→ **TASK INSTRUCTIONS**: Identify all lines below that hold "rozwijanie" and collect them.

>> Begin PROVIDED INFORMATION

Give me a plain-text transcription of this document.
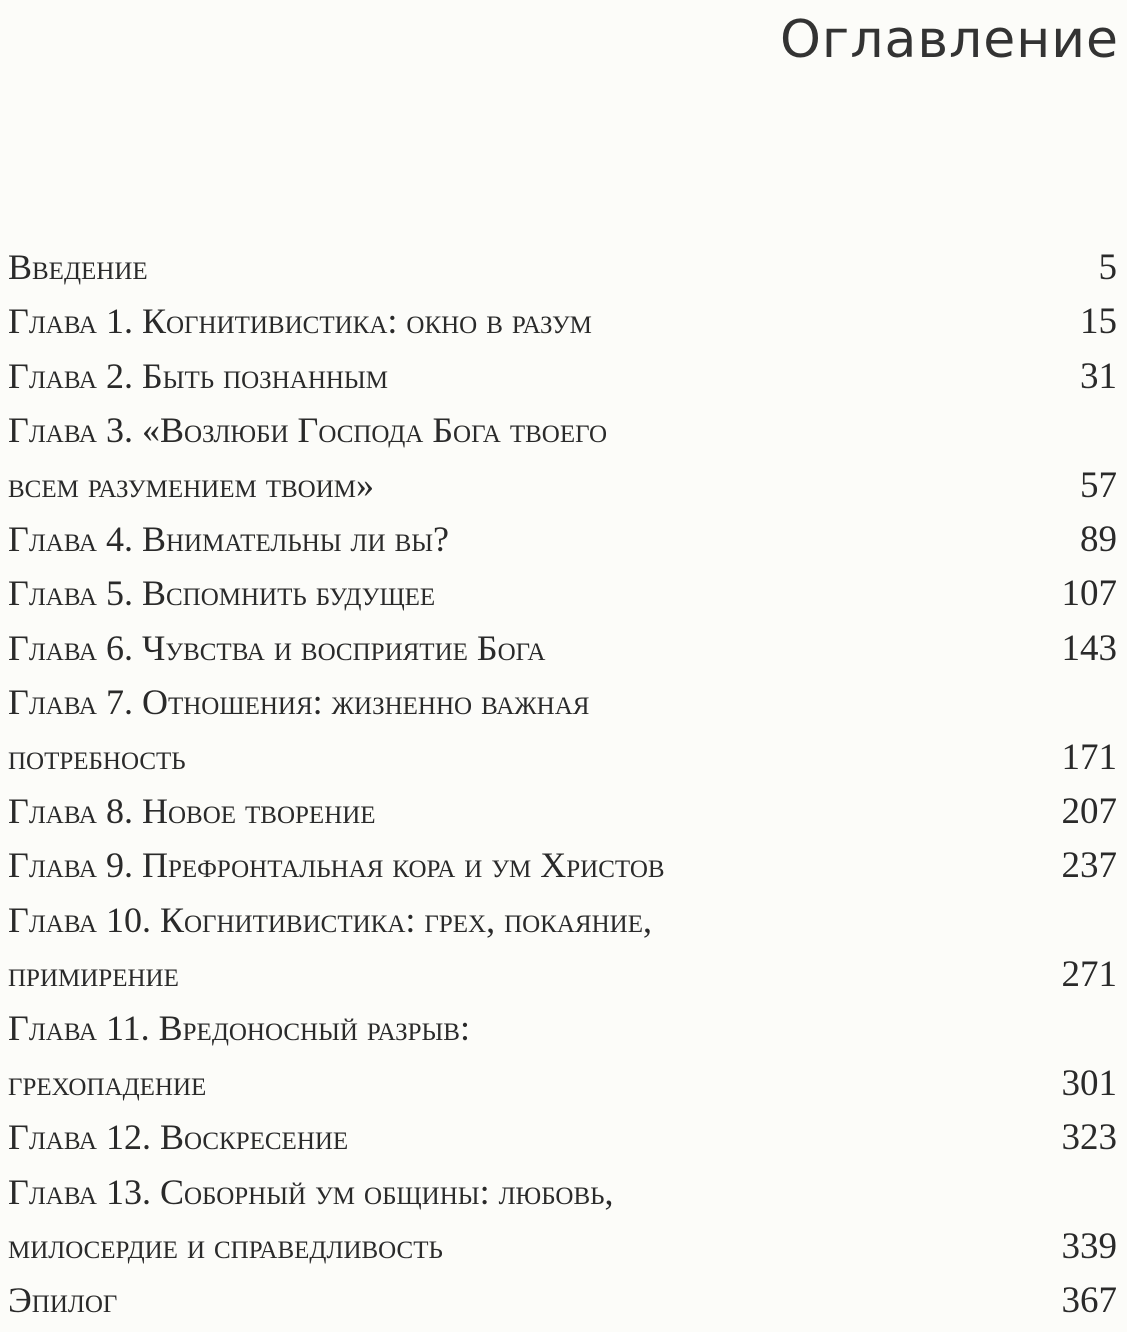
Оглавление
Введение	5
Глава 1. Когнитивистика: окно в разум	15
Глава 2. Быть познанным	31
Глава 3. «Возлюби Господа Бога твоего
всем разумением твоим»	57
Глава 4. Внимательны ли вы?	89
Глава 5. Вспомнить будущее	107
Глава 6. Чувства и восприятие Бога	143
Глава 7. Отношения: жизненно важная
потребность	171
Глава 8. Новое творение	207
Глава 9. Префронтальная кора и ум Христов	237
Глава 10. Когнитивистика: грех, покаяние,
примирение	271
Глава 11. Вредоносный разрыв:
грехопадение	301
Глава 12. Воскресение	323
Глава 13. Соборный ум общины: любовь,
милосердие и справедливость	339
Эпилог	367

>> End PROVIDED INFORMATION
>> Begin PROVIDED INFORMATION

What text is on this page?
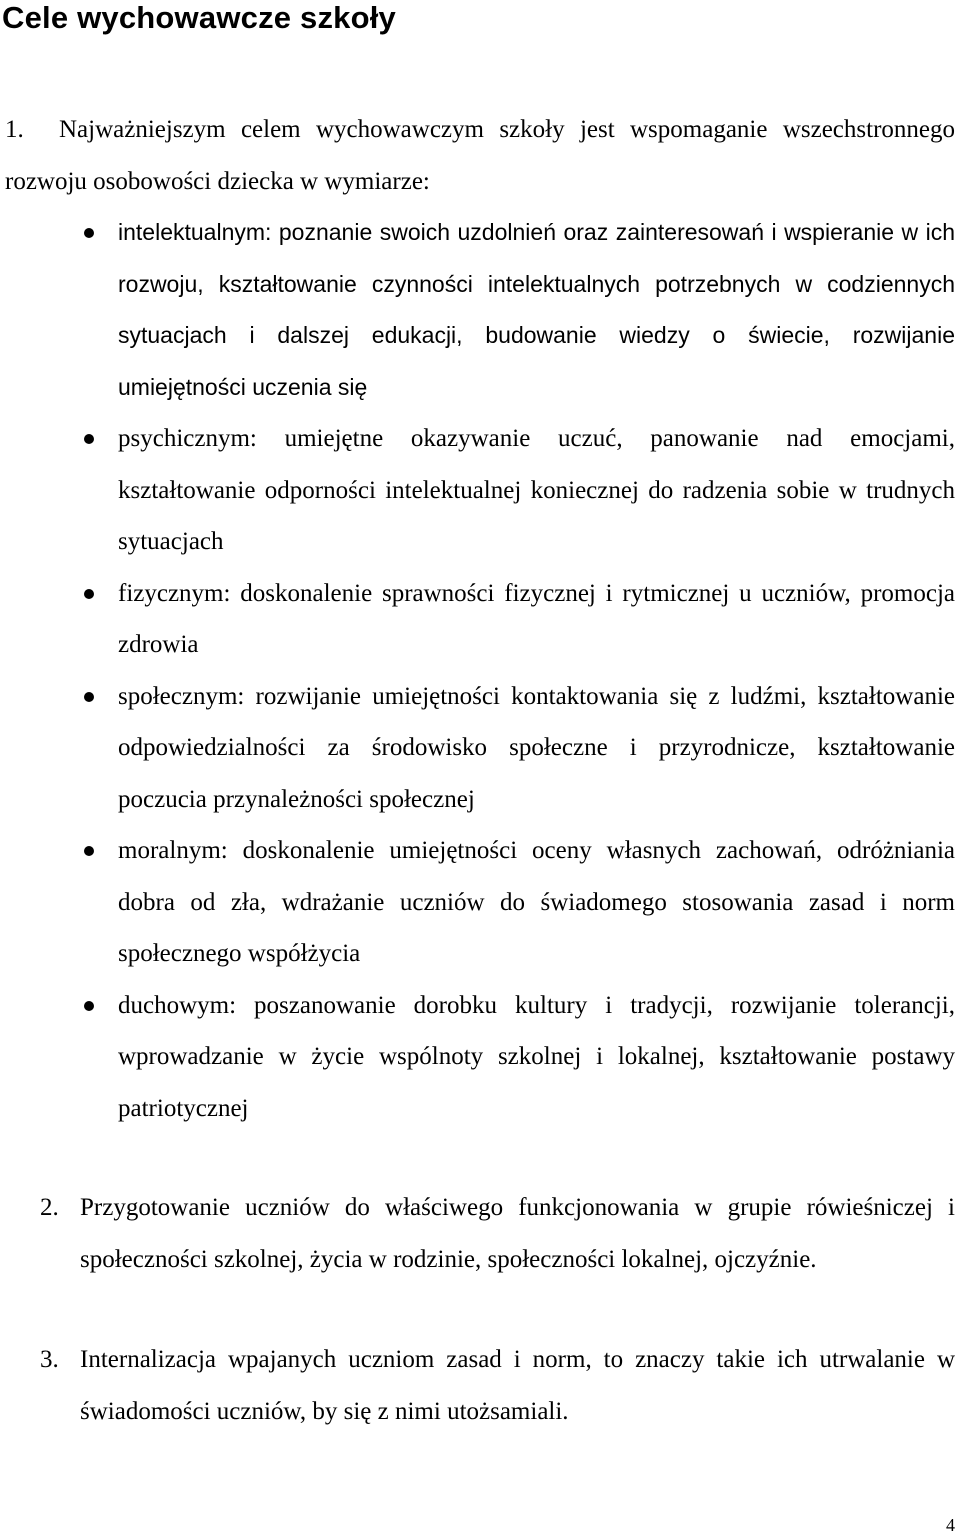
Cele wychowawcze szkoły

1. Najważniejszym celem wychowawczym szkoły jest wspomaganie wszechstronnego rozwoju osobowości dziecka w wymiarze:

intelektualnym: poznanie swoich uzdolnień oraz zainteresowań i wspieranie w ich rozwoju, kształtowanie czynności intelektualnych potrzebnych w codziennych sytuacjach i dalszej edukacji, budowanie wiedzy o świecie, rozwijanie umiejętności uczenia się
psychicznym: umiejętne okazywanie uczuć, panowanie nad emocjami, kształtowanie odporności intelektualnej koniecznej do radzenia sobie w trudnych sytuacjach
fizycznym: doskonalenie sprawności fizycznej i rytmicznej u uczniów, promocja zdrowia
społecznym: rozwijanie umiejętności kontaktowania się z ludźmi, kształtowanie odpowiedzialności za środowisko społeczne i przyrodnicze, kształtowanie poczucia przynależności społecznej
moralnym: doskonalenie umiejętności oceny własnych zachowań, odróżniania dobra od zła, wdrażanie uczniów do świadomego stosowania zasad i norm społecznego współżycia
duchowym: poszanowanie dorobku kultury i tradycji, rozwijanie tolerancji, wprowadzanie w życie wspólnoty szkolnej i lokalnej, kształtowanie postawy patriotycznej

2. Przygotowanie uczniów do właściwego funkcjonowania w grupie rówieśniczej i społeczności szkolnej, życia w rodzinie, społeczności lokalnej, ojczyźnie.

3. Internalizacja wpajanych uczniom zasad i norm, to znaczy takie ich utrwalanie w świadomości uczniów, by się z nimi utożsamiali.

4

>> End PROVIDED INFORMATION

→ **EXERCISE RESULT**:
intelektualnym: poznanie swoich uzdolnień oraz zainteresowań i wspieranie w ich rozwoju, kształtowanie czynności intelektualnych potrzebnych w codziennych sytuacjach i dalszej edukacji, budowanie wiedzy o świecie, rozwijanie umiejętności uczenia się
społecznym: rozwijanie umiejętności kontaktowania się z ludźmi, kształtowanie odpowiedzialności za środowisko społeczne i przyrodnicze, kształtowanie poczucia przynależności społecznej
duchowym: poszanowanie dorobku kultury i tradycji, rozwijanie tolerancji, wprowadzanie w życie wspólnoty szkolnej i lokalnej, kształtowanie postawy patriotycznej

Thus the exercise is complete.